What is needed: Reproduce the listing below in full and without alteration, apart from its pictures.

Data:
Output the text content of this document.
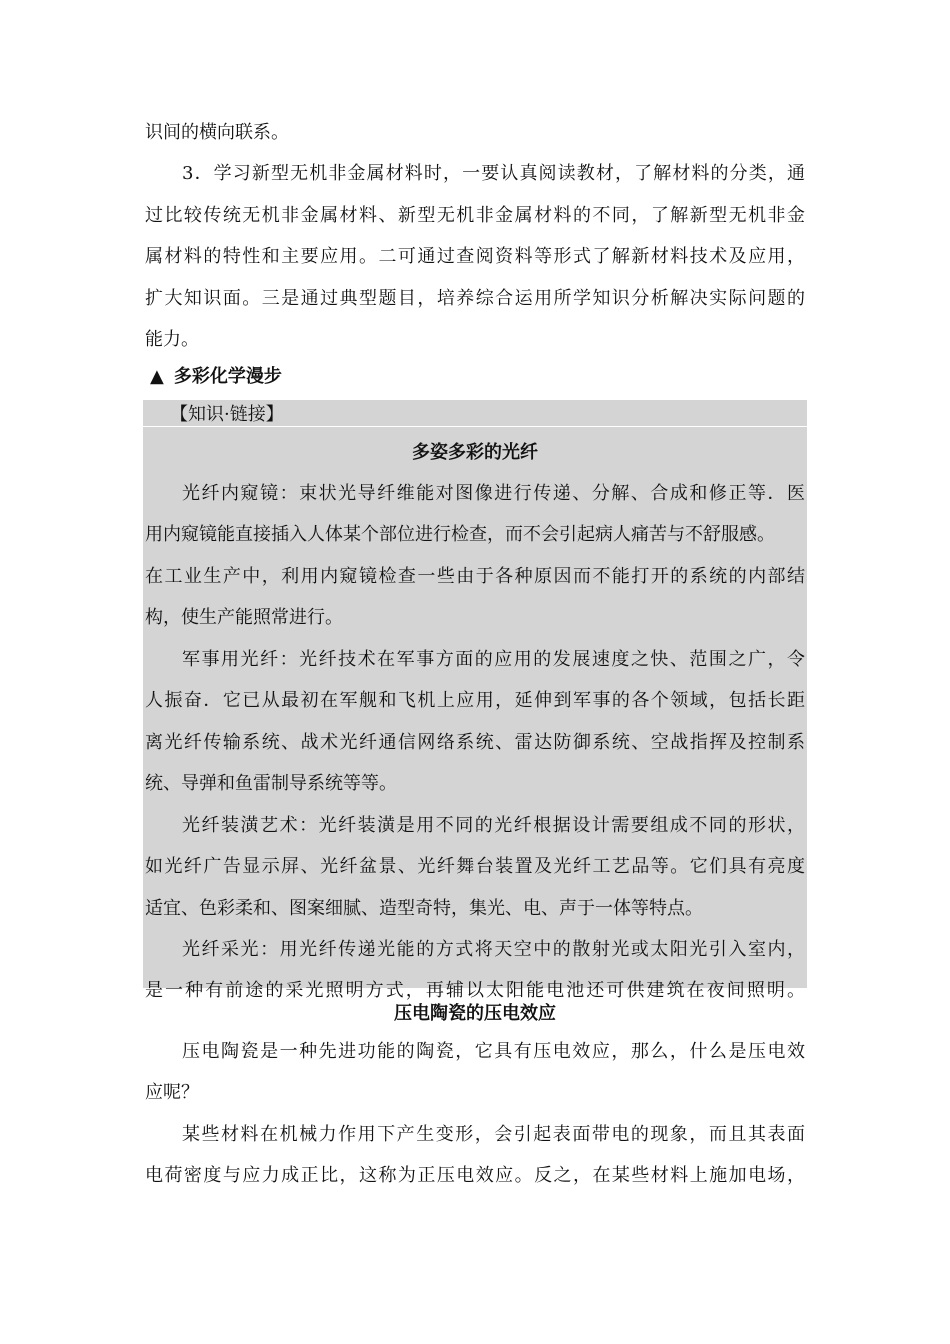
识间的横向联系。
3．学习新型无机非金属材料时，一要认真阅读教材，了解材料的分类，通
过比较传统无机非金属材料、新型无机非金属材料的不同，了解新型无机非金
属材料的特性和主要应用。二可通过查阅资料等形式了解新材料技术及应用，
扩大知识面。三是通过典型题目，培养综合运用所学知识分析解决实际问题的
能力。
▲ 多彩化学漫步
【知识·链接】
多姿多彩的光纤
光纤内窥镜：束状光导纤维能对图像进行传递、分解、合成和修正等．医
用内窥镜能直接插入人体某个部位进行检查，而不会引起病人痛苦与不舒服感。
在工业生产中，利用内窥镜检查一些由于各种原因而不能打开的系统的内部结
构，使生产能照常进行。
军事用光纤：光纤技术在军事方面的应用的发展速度之快、范围之广，令
人振奋．它已从最初在军舰和飞机上应用，延伸到军事的各个领域，包括长距
离光纤传输系统、战术光纤通信网络系统、雷达防御系统、空战指挥及控制系
统、导弹和鱼雷制导系统等等。
光纤装潢艺术：光纤装潢是用不同的光纤根据设计需要组成不同的形状，
如光纤广告显示屏、光纤盆景、光纤舞台装置及光纤工艺品等。它们具有亮度
适宜、色彩柔和、图案细腻、造型奇特，集光、电、声于一体等特点。
光纤采光：用光纤传递光能的方式将天空中的散射光或太阳光引入室内，
是一种有前途的采光照明方式，再辅以太阳能电池还可供建筑在夜间照明。
压电陶瓷的压电效应
压电陶瓷是一种先进功能的陶瓷，它具有压电效应，那么，什么是压电效
应呢？
某些材料在机械力作用下产生变形，会引起表面带电的现象，而且其表面
电荷密度与应力成正比，这称为正压电效应。反之，在某些材料上施加电场，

The completed task:
Output the text content of this document.
识间的横向联系。
3．学习新型无机非金属材料时，一要认真阅读教材，了解材料的分类，通
过比较传统无机非金属材料、新型无机非金属材料的不同，了解新型无机非金
属材料的特性和主要应用。二可通过查阅资料等形式了解新材料技术及应用，
扩大知识面。三是通过典型题目，培养综合运用所学知识分析解决实际问题的
能力。
▲ 多彩化学漫步
【知识·链接】
多姿多彩的光纤
光纤内窥镜：束状光导纤维能对图像进行传递、分解、合成和修正等．医
用内窥镜能直接插入人体某个部位进行检查，而不会引起病人痛苦与不舒服感。
在工业生产中，利用内窥镜检查一些由于各种原因而不能打开的系统的内部结
构，使生产能照常进行。
军事用光纤：光纤技术在军事方面的应用的发展速度之快、范围之广，令
人振奋．它已从最初在军舰和飞机上应用，延伸到军事的各个领域，包括长距
离光纤传输系统、战术光纤通信网络系统、雷达防御系统、空战指挥及控制系
统、导弹和鱼雷制导系统等等。
光纤装潢艺术：光纤装潢是用不同的光纤根据设计需要组成不同的形状，
如光纤广告显示屏、光纤盆景、光纤舞台装置及光纤工艺品等。它们具有亮度
适宜、色彩柔和、图案细腻、造型奇特，集光、电、声于一体等特点。
光纤采光：用光纤传递光能的方式将天空中的散射光或太阳光引入室内，
是一种有前途的采光照明方式，再辅以太阳能电池还可供建筑在夜间照明。
压电陶瓷的压电效应
压电陶瓷是一种先进功能的陶瓷，它具有压电效应，那么，什么是压电效
应呢？
某些材料在机械力作用下产生变形，会引起表面带电的现象，而且其表面
电荷密度与应力成正比，这称为正压电效应。反之，在某些材料上施加电场，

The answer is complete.